## Task statement:
Locate all lines in the data below that hold "Sheath" and show them.

## Raw records:
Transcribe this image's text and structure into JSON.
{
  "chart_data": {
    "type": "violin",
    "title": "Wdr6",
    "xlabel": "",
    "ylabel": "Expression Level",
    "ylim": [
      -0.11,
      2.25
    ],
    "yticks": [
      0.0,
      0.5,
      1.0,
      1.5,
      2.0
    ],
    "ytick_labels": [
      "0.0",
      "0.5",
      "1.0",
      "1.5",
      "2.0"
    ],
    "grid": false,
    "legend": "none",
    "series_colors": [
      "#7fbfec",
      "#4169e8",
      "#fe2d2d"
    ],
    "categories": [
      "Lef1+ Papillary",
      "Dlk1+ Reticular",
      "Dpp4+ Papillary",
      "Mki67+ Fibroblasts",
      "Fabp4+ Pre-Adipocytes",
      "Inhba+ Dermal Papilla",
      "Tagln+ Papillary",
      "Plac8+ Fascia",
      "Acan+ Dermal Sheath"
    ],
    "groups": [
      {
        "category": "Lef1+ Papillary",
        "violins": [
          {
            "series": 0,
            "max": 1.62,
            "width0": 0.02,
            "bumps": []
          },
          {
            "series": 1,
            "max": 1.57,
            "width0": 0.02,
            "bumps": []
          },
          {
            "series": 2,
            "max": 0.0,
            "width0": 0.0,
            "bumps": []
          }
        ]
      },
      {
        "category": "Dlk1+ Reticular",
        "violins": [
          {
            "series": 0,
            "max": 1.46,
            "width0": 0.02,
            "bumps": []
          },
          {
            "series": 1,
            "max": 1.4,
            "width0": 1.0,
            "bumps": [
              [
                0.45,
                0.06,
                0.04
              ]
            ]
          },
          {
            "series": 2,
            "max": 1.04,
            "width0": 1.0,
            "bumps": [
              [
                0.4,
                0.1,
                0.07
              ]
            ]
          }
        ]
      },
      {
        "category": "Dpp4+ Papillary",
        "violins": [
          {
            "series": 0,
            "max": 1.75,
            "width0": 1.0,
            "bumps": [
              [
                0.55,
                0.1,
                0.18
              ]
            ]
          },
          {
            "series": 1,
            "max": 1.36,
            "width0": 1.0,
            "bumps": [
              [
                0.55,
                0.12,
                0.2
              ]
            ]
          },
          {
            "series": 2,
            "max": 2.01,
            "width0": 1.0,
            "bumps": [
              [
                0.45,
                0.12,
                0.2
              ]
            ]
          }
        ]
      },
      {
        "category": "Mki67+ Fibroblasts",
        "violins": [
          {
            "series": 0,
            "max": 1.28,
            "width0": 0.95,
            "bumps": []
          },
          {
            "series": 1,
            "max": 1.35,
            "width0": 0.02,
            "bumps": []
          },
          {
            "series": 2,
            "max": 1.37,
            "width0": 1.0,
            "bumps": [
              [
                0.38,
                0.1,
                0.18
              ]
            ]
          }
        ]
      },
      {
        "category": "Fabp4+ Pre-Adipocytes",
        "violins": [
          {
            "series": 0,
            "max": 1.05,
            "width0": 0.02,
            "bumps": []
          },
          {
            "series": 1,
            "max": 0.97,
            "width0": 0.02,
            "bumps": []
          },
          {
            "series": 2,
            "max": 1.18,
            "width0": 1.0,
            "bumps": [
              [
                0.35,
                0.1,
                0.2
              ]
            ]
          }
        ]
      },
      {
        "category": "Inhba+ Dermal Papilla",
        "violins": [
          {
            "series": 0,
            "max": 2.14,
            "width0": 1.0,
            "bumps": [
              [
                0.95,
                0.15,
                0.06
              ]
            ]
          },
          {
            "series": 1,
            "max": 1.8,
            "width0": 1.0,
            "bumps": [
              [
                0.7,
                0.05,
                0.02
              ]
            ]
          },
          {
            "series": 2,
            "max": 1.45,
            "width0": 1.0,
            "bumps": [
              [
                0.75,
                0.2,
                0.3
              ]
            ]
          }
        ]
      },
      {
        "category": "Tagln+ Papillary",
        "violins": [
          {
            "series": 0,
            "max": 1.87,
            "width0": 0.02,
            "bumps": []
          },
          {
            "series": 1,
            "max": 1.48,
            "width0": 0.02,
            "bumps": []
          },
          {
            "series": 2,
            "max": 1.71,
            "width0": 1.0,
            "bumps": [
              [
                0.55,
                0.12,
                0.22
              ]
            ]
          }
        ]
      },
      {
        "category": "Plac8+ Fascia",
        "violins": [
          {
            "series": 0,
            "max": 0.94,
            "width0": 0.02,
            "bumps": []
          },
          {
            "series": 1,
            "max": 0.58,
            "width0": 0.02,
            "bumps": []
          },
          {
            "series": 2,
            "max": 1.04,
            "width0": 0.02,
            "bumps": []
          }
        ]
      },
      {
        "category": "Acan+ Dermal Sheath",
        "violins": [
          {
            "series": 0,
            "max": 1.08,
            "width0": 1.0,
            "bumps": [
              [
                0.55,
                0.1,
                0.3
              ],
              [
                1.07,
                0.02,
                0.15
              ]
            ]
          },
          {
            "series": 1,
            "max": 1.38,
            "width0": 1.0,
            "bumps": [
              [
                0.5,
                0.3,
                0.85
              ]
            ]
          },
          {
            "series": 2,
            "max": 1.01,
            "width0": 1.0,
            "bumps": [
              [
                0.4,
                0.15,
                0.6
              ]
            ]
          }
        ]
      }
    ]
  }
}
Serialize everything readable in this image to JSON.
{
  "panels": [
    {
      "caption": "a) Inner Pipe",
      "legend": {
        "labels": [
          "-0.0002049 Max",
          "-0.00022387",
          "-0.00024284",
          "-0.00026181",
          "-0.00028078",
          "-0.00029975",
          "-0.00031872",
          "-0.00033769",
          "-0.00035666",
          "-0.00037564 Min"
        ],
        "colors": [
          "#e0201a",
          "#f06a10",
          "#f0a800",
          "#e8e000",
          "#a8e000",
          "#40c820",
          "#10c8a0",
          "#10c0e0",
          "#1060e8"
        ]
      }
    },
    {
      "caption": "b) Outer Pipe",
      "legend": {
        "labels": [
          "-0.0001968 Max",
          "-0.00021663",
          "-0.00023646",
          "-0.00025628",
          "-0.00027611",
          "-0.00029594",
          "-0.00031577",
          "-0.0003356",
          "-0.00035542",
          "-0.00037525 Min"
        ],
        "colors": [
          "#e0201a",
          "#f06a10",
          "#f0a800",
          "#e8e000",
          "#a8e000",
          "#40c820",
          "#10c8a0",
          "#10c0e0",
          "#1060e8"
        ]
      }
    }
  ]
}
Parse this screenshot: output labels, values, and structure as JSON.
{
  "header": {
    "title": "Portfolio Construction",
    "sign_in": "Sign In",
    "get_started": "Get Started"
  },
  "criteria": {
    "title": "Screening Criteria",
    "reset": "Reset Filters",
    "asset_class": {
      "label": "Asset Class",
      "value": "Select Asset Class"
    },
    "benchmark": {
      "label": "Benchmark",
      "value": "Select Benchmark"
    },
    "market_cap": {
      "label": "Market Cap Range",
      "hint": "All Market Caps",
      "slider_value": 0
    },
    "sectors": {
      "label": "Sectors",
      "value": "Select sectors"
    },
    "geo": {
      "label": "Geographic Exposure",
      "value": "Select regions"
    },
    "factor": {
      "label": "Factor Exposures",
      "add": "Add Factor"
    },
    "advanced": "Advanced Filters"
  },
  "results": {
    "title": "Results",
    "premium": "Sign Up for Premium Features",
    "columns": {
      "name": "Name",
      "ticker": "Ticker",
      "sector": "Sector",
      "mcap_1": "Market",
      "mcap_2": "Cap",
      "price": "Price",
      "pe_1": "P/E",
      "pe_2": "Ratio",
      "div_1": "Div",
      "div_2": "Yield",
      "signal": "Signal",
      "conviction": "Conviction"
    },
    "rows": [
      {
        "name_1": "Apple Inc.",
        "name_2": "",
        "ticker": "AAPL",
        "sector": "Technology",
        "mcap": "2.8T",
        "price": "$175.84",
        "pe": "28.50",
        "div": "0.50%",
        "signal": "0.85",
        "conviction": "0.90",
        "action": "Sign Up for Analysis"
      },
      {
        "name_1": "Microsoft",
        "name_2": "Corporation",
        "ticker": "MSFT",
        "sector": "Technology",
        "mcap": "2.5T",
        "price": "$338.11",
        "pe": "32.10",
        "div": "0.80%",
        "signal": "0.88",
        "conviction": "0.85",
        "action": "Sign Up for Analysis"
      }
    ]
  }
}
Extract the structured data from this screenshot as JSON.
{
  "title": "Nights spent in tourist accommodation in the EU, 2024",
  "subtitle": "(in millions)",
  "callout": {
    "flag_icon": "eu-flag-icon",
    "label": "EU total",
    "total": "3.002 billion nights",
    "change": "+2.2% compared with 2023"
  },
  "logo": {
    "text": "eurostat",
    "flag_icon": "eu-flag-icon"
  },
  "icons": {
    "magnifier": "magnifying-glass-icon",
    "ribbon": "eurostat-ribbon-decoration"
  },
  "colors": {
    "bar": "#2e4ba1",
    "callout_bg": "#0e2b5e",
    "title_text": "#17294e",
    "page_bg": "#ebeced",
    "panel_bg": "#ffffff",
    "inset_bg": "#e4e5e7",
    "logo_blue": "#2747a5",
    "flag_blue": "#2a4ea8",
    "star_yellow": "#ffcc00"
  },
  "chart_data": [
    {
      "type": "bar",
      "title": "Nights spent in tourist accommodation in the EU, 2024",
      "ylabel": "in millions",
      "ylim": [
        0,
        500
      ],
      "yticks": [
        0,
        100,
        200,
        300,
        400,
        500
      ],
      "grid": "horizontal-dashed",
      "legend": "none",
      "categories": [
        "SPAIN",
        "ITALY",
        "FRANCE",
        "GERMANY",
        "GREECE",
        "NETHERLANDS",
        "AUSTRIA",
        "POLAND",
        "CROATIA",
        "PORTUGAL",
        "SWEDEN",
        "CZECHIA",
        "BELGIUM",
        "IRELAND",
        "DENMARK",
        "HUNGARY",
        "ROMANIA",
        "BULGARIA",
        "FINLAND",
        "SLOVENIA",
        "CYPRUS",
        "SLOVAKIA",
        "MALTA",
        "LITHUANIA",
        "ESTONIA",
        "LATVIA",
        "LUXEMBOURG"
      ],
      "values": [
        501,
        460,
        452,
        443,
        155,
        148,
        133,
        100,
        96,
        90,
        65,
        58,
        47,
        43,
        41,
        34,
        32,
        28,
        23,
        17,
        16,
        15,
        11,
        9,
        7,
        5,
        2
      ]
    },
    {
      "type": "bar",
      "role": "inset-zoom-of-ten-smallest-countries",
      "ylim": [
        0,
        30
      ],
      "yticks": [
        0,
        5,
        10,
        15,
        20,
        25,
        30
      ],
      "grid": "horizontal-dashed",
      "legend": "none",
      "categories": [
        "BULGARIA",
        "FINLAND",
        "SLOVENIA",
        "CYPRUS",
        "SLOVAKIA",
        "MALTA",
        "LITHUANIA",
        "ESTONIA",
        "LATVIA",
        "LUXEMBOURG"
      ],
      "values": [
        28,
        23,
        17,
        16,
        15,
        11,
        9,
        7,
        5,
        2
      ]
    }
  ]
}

## Exercise response:
      "Acan+ Dermal Sheath"
        "category": "Acan+ Dermal Sheath",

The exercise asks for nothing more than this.